TASK PROMPT: Gather each line containing the string "Harbour" from these entries.

ITEMS:

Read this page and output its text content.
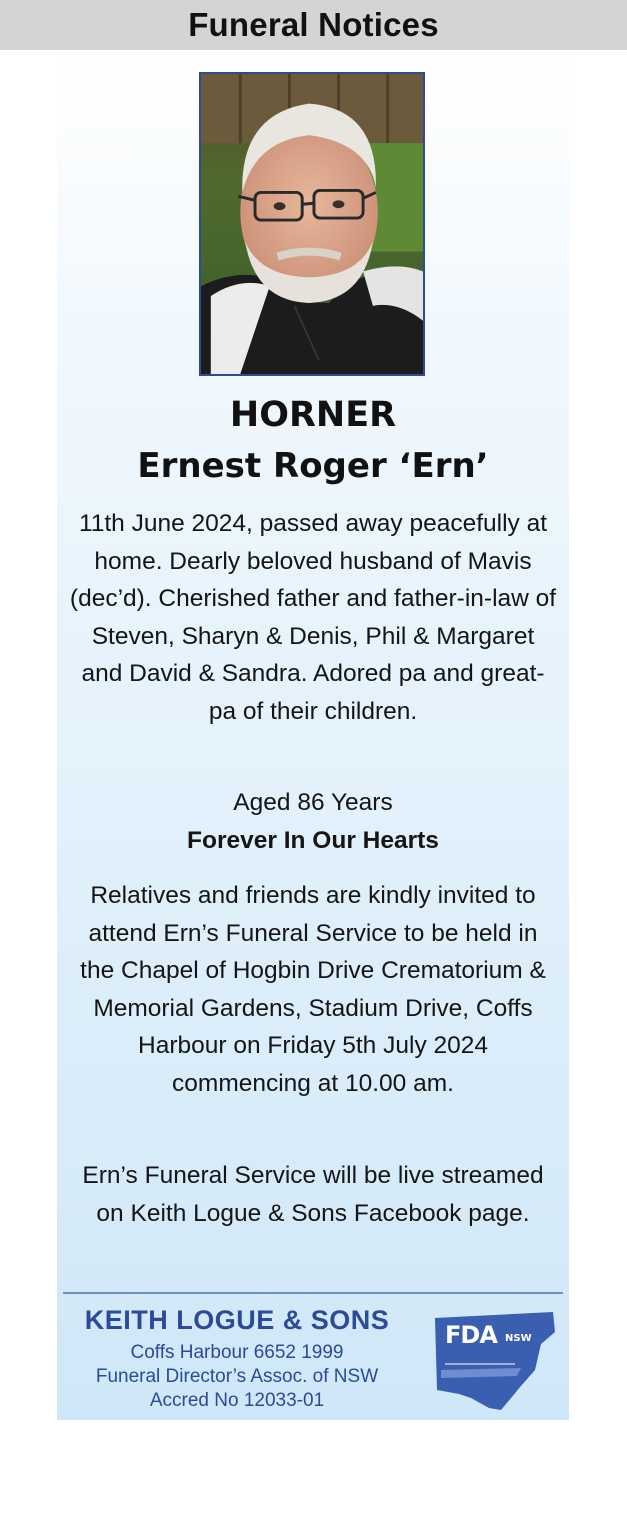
Funeral Notices
HORNER
Ernest Roger ‘Ern’
11th June 2024, passed away peacefully at home. Dearly beloved husband of Mavis (dec’d). Cherished father and father-in-law of Steven, Sharyn & Denis, Phil & Margaret and David & Sandra. Adored pa and great-pa of their children.
Aged 86 Years
Forever In Our Hearts
Relatives and friends are kindly invited to attend Ern’s Funeral Service to be held in the Chapel of Hogbin Drive Crematorium & Memorial Gardens, Stadium Drive, Coffs Harbour on Friday 5th July 2024 commencing at 10.00 am.
Ern’s Funeral Service will be live streamed on Keith Logue & Sons Facebook page.
KEITH LOGUE & SONS
Coffs Harbour 6652 1999
Funeral Director’s Assoc. of NSW
Accred No 12033-01
FDA NSW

FULL ANSWER:
Relatives and friends are kindly invited to attend Ern’s Funeral Service to be held in the Chapel of Hogbin Drive Crematorium & Memorial Gardens, Stadium Drive, Coffs Harbour on Friday 5th July 2024 commencing at 10.00 am.
Coffs Harbour 6652 1999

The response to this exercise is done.